There is no type attached to the hidden 'this' pointer. So spawn

cannot
 guarantee it doesn't point to unshared data.
 
 -Steve

Bad. I tried to pass as an argument a pointer to an instance of a class - a this pointer. That didn't work.

Only stuff that's immutable or implicitly convertible immutable can be passed across threads using spawn and send. Otherwise, there's a risk of



it
 ending up
 getting altered by both threads (or altered by one when the
 other



one
 is using
 at it). Sometimes, that can be a bit restrictive (particularly
 when you _know_
 that something isn't going to be altered by the thread sending
 it after its
 sent but the compiler doesn't), but it avoids all kinds of



problems.
 If you
 want to send a class object across, then it needs to be
 immutable (which tends
 to be a bit of a pain to do for classes, since they need to
 have an immutable
 constructor, which is often a pain to do).

- **Provided data**:
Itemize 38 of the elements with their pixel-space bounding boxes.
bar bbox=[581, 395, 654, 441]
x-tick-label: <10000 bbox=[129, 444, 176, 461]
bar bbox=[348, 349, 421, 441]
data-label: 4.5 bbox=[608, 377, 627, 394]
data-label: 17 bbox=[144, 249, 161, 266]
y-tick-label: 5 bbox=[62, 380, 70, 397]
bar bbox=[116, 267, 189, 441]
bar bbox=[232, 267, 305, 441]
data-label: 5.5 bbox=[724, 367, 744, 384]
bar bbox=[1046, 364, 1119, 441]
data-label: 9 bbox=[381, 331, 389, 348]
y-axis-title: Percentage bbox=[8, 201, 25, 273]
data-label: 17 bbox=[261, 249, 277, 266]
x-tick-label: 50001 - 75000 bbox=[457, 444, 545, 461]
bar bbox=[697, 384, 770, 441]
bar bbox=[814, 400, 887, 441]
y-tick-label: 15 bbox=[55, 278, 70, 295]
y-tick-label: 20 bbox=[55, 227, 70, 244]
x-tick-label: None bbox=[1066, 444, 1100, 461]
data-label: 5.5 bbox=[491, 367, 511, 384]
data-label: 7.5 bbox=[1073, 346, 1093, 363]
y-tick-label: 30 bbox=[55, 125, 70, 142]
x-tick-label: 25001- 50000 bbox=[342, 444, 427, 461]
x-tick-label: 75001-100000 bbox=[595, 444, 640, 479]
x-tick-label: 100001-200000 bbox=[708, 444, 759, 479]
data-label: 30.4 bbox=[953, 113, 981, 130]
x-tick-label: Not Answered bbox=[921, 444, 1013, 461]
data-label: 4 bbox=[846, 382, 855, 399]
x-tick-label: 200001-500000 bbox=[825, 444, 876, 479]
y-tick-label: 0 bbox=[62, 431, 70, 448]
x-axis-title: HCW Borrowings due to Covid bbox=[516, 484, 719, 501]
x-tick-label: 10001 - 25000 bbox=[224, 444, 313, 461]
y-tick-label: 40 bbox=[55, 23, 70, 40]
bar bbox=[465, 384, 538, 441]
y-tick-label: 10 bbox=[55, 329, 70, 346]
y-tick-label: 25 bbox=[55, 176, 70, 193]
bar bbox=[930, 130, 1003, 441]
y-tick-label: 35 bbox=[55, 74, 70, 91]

- **Task set**:
• A. In the excerpt on spawn, what kind of data can be passed across threads using spawn and send?
• B. Rewrite the paragraph of the excerpt on spawn that begins "Only stuff that's immutable" as a short bulleted list that keeps its main facts.

- **Answers to the tasks**:
• A. Only data that is immutable or implicitly convertible to immutable.

• B.
- Only data that is immutable or implicitly convertible to immutable can be passed across threads with spawn and send.
- Otherwise, both threads might alter the data, or one might alter it while the other is using it.
- The rule can be restrictive when you know the sending thread won't alter something after sending it but the compiler doesn't, but it avoids many problems.
- A class object must be immutable to be sent across, which is often a pain because the class needs an immutable constructor.